• Record excerpts:
-- start --
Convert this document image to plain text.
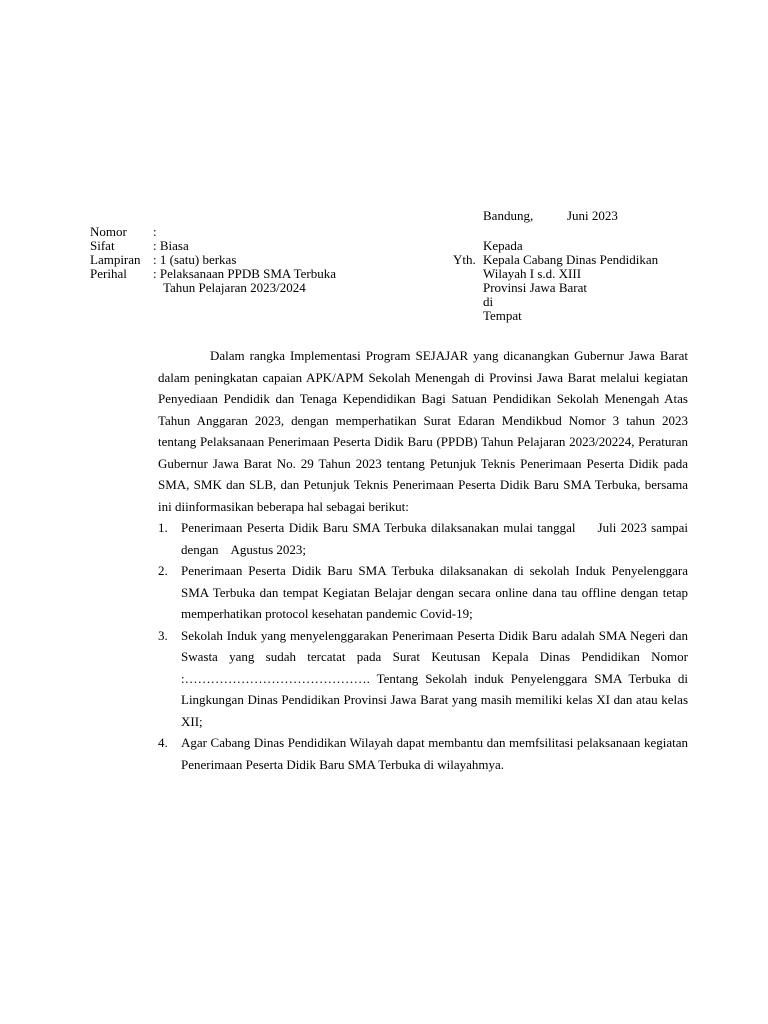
Bandung,	Juni 2023
Nomor :
Sifat	: Biasa
Lampiran : 1 (satu) berkas
Perihal : Pelaksanaan PPDB SMA Terbuka
Tahun Pelajaran 2023/2024
Kepada
Yth. Kepala Cabang Dinas Pendidikan
Wilayah I s.d. XIII
Provinsi Jawa Barat
di
Tempat

Dalam rangka Implementasi Program SEJAJAR yang dicanangkan Gubernur Jawa Barat dalam peningkatan capaian APK/APM Sekolah Menengah di Provinsi Jawa Barat melalui kegiatan Penyediaan Pendidik dan Tenaga Kependidikan Bagi Satuan Pendidikan Sekolah Menengah Atas Tahun Anggaran 2023, dengan memperhatikan Surat Edaran Mendikbud Nomor 3 tahun 2023 tentang Pelaksanaan Penerimaan Peserta Didik Baru (PPDB) Tahun Pelajaran 2023/20224, Peraturan Gubernur Jawa Barat No. 29 Tahun 2023 tentang Petunjuk Teknis Penerimaan Peserta Didik pada SMA, SMK dan SLB, dan Petunjuk Teknis Penerimaan Peserta Didik Baru SMA Terbuka, bersama ini diinformasikan beberapa hal sebagai berikut:

1. Penerimaan Peserta Didik Baru SMA Terbuka dilaksanakan mulai tanggal Juli 2023 sampai dengan Agustus 2023;
2. Penerimaan Peserta Didik Baru SMA Terbuka dilaksanakan di sekolah Induk Penyelenggara SMA Terbuka dan tempat Kegiatan Belajar dengan secara online dana tau offline dengan tetap memperhatikan protocol kesehatan pandemic Covid-19;
3. Sekolah Induk yang menyelenggarakan Penerimaan Peserta Didik Baru adalah SMA Negeri dan Swasta yang sudah tercatat pada Surat Keutusan Kepala Dinas Pendidikan Nomor :……………………………………. Tentang Sekolah induk Penyelenggara SMA Terbuka di Lingkungan Dinas Pendidikan Provinsi Jawa Barat yang masih memiliki kelas XI dan atau kelas XII;
4. Agar Cabang Dinas Pendidikan Wilayah dapat membantu dan memfsilitasi pelaksanaan kegiatan Penerimaan Peserta Didik Baru SMA Terbuka di wilayahmya.
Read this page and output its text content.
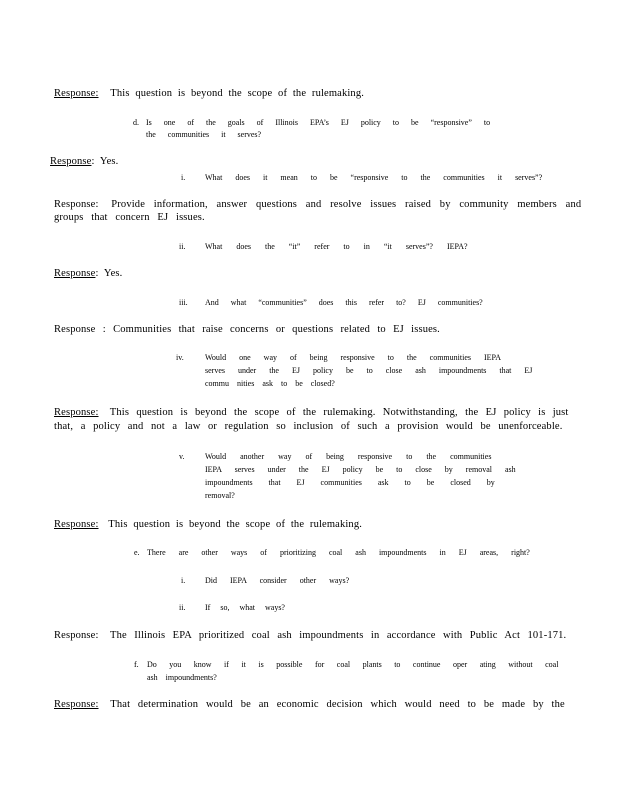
Response: This question is beyond the scope of the rulemaking.
d. Is one of the goals of Illinois EPA’s EJ policy to be “responsive” to
the communities it serves?
Response: Yes.
i. What does it mean to be “responsive to the communities it serves”?
Response: Provide information, answer questions and resolve issues raised by community members and
groups that concern EJ issues.
ii. What does the “it” refer to in “it serves”? IEPA?
Response: Yes.
iii. And what “communities” does this refer to? EJ communities?
Response : Communities that raise concerns or questions related to EJ issues.
iv.	Would one way of being responsive to the communities IEPA
serves under the EJ policy be to close ash impoundments that EJ
commu nities ask to be closed?
Response: This question is beyond the scope of the rulemaking. Notwithstanding, the EJ policy is just
that, a policy and not a law or regulation so inclusion of such a provision would be unenforceable.
v.	Would another way of being responsive to the communities
IEPA serves under the EJ policy be to close by removal ash
impoundments that EJ communities ask to be closed by
removal?
Response: This question is beyond the scope of the rulemaking.
e. There are other ways of prioritizing coal ash impoundments in EJ areas, right?
i. Did IEPA consider other ways?
ii. If so, what ways?
Response: The Illinois EPA prioritized coal ash impoundments in accordance with Public Act 101-171.
f. Do you know if it is possible for coal plants to continue oper ating without coal
ash impoundments?
Response: That determination would be an economic decision which would need to be made by the
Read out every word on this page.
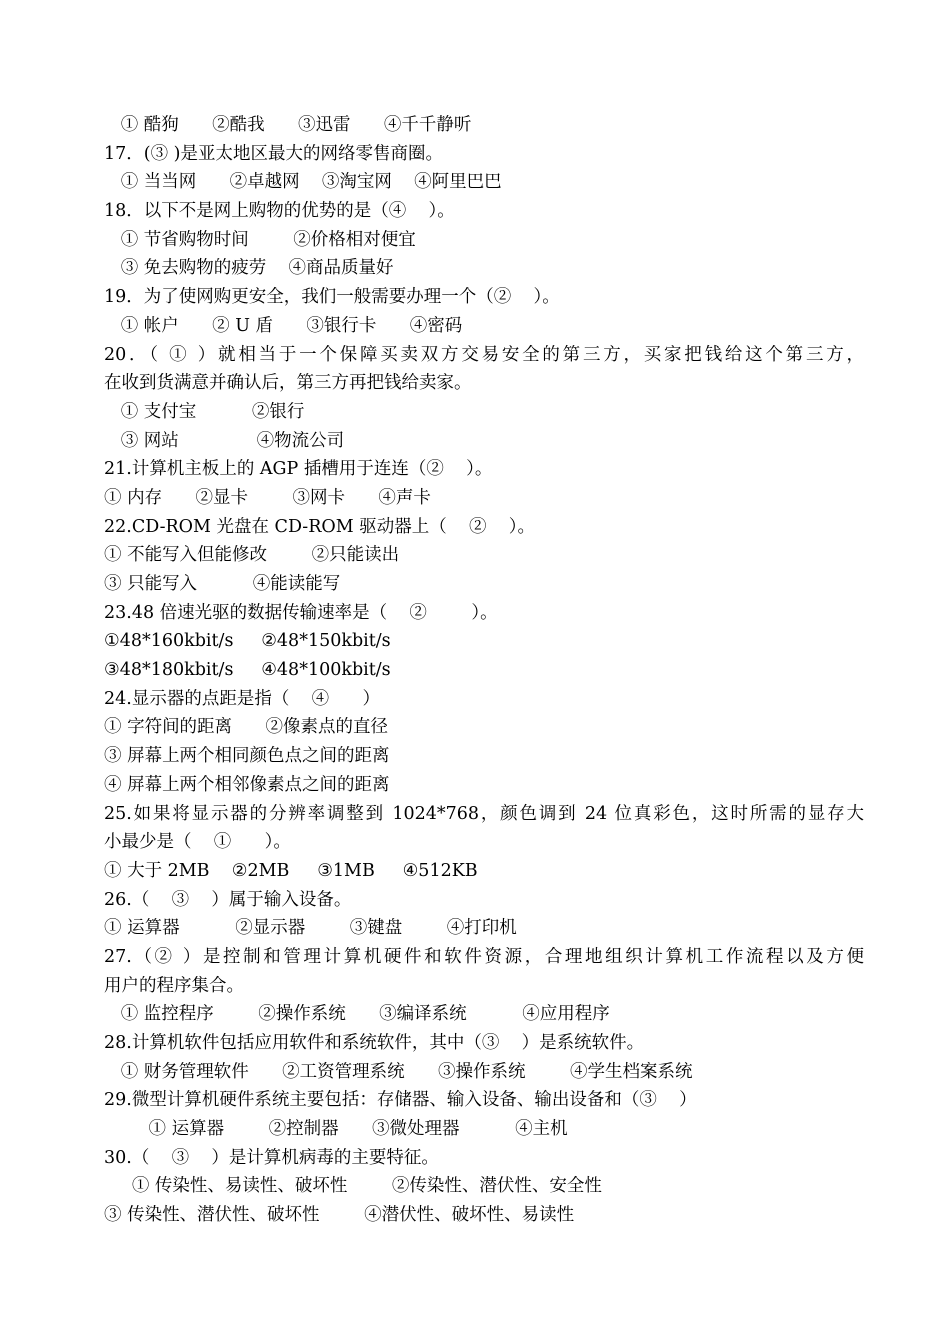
① 酷狗      ②酷我      ③迅雷      ④千千静听
17．(③ )是亚太地区最大的网络零售商圈。
① 当当网      ②卓越网    ③淘宝网    ④阿里巴巴
18．以下不是网上购物的优势的是（④    ）。
① 节省购物时间        ②价格相对便宜
③ 免去购物的疲劳    ④商品质量好
19．为了使网购更安全，我们一般需要办理一个（②    ）。
① 帐户      ② U 盾      ③银行卡      ④密码
20．（ ① ）就相当于一个保障买卖双方交易安全的第三方，买家把钱给这个第三方，
在收到货满意并确认后，第三方再把钱给卖家。
① 支付宝          ②银行
③ 网站              ④物流公司
21.计算机主板上的 AGP 插槽用于连连（②    ）。
① 内存      ②显卡        ③网卡      ④声卡
22.CD-ROM 光盘在 CD-ROM 驱动器上（    ②    ）。
① 不能写入但能修改        ②只能读出
③ 只能写入          ④能读能写
23.48 倍速光驱的数据传输速率是（    ②        ）。
①48*160kbit/s     ②48*150kbit/s
③48*180kbit/s     ④48*100kbit/s
24.显示器的点距是指（    ④      ）
① 字符间的距离      ②像素点的直径
③ 屏幕上两个相同颜色点之间的距离
④ 屏幕上两个相邻像素点之间的距离
25.如果将显示器的分辨率调整到 1024*768，颜色调到 24 位真彩色，这时所需的显存大
小最少是（    ①      ）。
① 大于 2MB    ②2MB     ③1MB     ④512KB
26.（    ③    ）属于输入设备。
① 运算器          ②显示器        ③键盘        ④打印机
27.（② ）是控制和管理计算机硬件和软件资源，合理地组织计算机工作流程以及方便
用户的程序集合。
① 监控程序        ②操作系统      ③编译系统          ④应用程序
28.计算机软件包括应用软件和系统软件，其中（③    ）是系统软件。
① 财务管理软件      ②工资管理系统      ③操作系统        ④学生档案系统
29.微型计算机硬件系统主要包括：存储器、输入设备、输出设备和（③    ）
① 运算器        ②控制器      ③微处理器          ④主机
30.（    ③    ）是计算机病毒的主要特征。
① 传染性、易读性、破坏性        ②传染性、潜伏性、安全性
③ 传染性、潜伏性、破坏性        ④潜伏性、破坏性、易读性
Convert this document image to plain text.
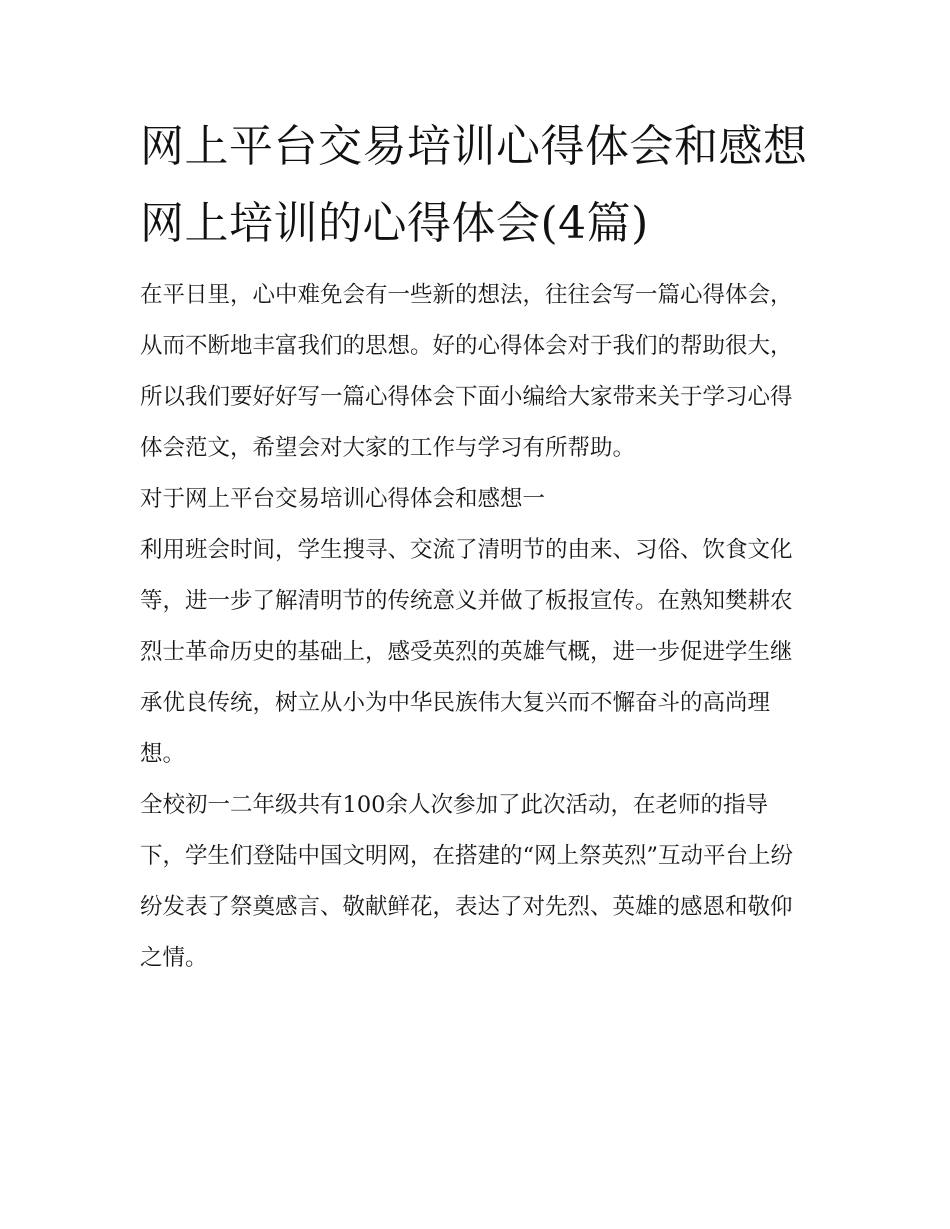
网上平台交易培训心得体会和感想 网上培训的心得体会(4篇)

在平日里，心中难免会有一些新的想法，往往会写一篇心得体会，从而不断地丰富我们的思想。好的心得体会对于我们的帮助很大，所以我们要好好写一篇心得体会下面小编给大家带来关于学习心得体会范文，希望会对大家的工作与学习有所帮助。

对于网上平台交易培训心得体会和感想一

利用班会时间，学生搜寻、交流了清明节的由来、习俗、饮食文化等，进一步了解清明节的传统意义并做了板报宣传。在熟知樊耕农烈士革命历史的基础上，感受英烈的英雄气概，进一步促进学生继承优良传统，树立从小为中华民族伟大复兴而不懈奋斗的高尚理想。

全校初一二年级共有100余人次参加了此次活动，在老师的指导下，学生们登陆中国文明网，在搭建的“网上祭英烈”互动平台上纷纷发表了祭奠感言、敬献鲜花，表达了对先烈、英雄的感恩和敬仰之情。
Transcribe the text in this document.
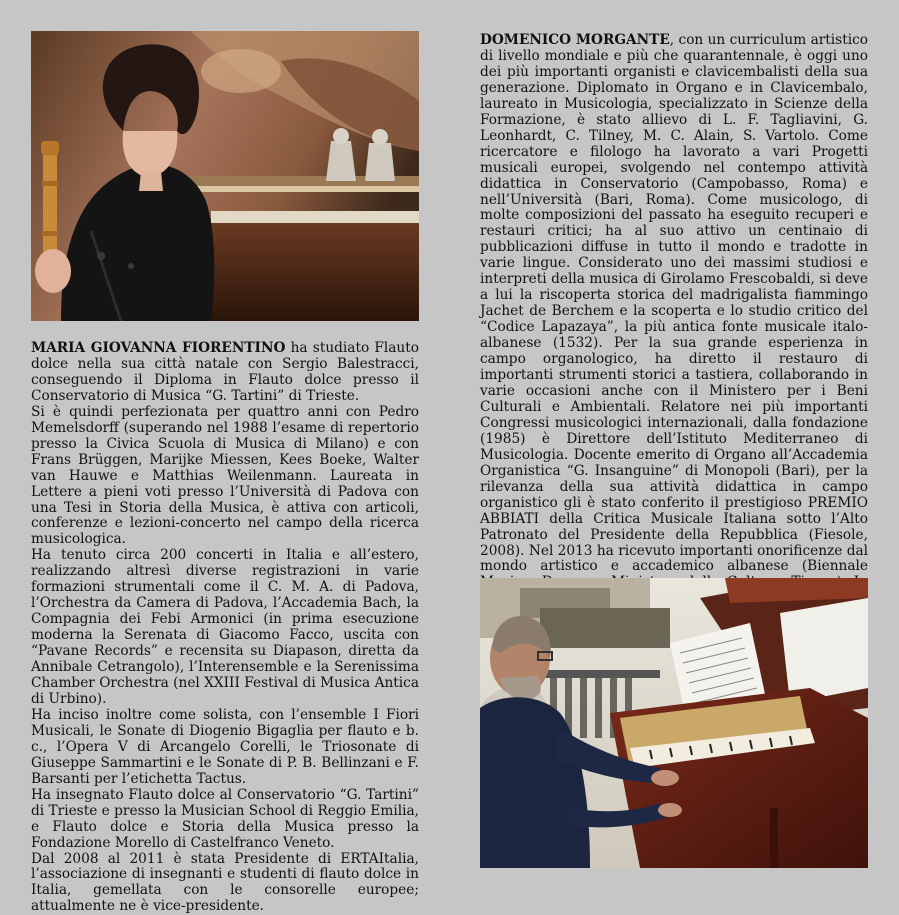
MARIA GIOVANNA FIORENTINO ha studiato Flauto dolce nella sua città natale con Sergio Balestracci, conseguendo il Diploma in Flauto dolce presso il Conservatorio di Musica “G. Tartini” di Trieste.

Si è quindi perfezionata per quattro anni con Pedro Memelsdorff (superando nel 1988 l’esame di repertorio presso la Civica Scuola di Musica di Milano) e con Frans Brüggen, Marijke Miessen, Kees Boeke, Walter van Hauwe e Matthias Weilenmann. Laureata in Lettere a pieni voti presso l’Università di Padova con una Tesi in Storia della Musica, è attiva con articoli, conferenze e lezioni-concerto nel campo della ricerca musicologica.

Ha tenuto circa 200 concerti in Italia e all’estero, realizzando altresì diverse registrazioni in varie formazioni strumentali come il C. M. A. di Padova, l’Orchestra da Camera di Padova, l’Accademia Bach, la Compagnia dei Febi Armonici (in prima esecuzione moderna la Serenata di Giacomo Facco, uscita con “Pavane Records” e recensita su Diapason, diretta da Annibale Cetrangolo), l’Interensemble e la Serenissima Chamber Orchestra (nel XXIII Festival di Musica Antica di Urbino).

Ha inciso inoltre come solista, con l’ensemble I Fiori Musicali, le Sonate di Diogenio Bigaglia per flauto e b. c., l’Opera V di Arcangelo Corelli, le Triosonate di Giuseppe Sammartini e le Sonate di P. B. Bellinzani e F. Barsanti per l’etichetta Tactus.

Ha insegnato Flauto dolce al Conservatorio “G. Tartini” di Trieste e presso la Musician School di Reggio Emilia, e Flauto dolce e Storia della Musica presso la Fondazione Morello di Castelfranco Veneto.

Dal 2008 al 2011 è stata Presidente di ERTAItalia, l’associazione di insegnanti e studenti di flauto dolce in Italia, gemellata con le consorelle europee; attualmente ne è vice-presidente.

DOMENICO MORGANTE, con un curriculum artistico di livello mondiale e più che quarantennale, è oggi uno dei più importanti organisti e clavicembalisti della sua generazione. Diplomato in Organo e in Clavicembalo, laureato in Musicologia, specializzato in Scienze della Formazione, è stato allievo di L. F. Tagliavini, G. Leonhardt, C. Tilney, M. C. Alain, S. Vartolo. Come ricercatore e filologo ha lavorato a vari Progetti musicali europei, svolgendo nel contempo attività didattica in Conservatorio (Campobasso, Roma) e nell’Università (Bari, Roma). Come musicologo, di molte composizioni del passato ha eseguito recuperi e restauri critici; ha al suo attivo un centinaio di pubblicazioni diffuse in tutto il mondo e tradotte in varie lingue. Considerato uno dei massimi studiosi e interpreti della musica di Girolamo Frescobaldi, si deve a lui la riscoperta storica del madrigalista fiammingo Jachet de Berchem e la scoperta e lo studio critico del “Codice Lapazaya”, la più antica fonte musicale italo-albanese (1532). Per la sua grande esperienza in campo organologico, ha diretto il restauro di importanti strumenti storici a tastiera, collaborando in varie occasioni anche con il Ministero per i Beni Culturali e Ambientali. Relatore nei più importanti Congressi musicologici internazionali, dalla fondazione (1985) è Direttore dell’Istituto Mediterraneo di Musicologia. Docente emerito di Organo all’Accademia Organistica “G. Insanguine” di Monopoli (Bari), per la rilevanza della sua attività didattica in campo organistico gli è stato conferito il prestigioso PREMIO ABBIATI della Critica Musicale Italiana sotto l’Alto Patronato del Presidente della Repubblica (Fiesole, 2008). Nel 2013 ha ricevuto importanti onorificenze dal mondo artistico e accademico albanese (Biennale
-- end --
• What the exercise asks: Write down every line of the data above that includes the string "closed".

• Reply:
commu nities ask to be closed?
impoundments that EJ communities ask to be closed by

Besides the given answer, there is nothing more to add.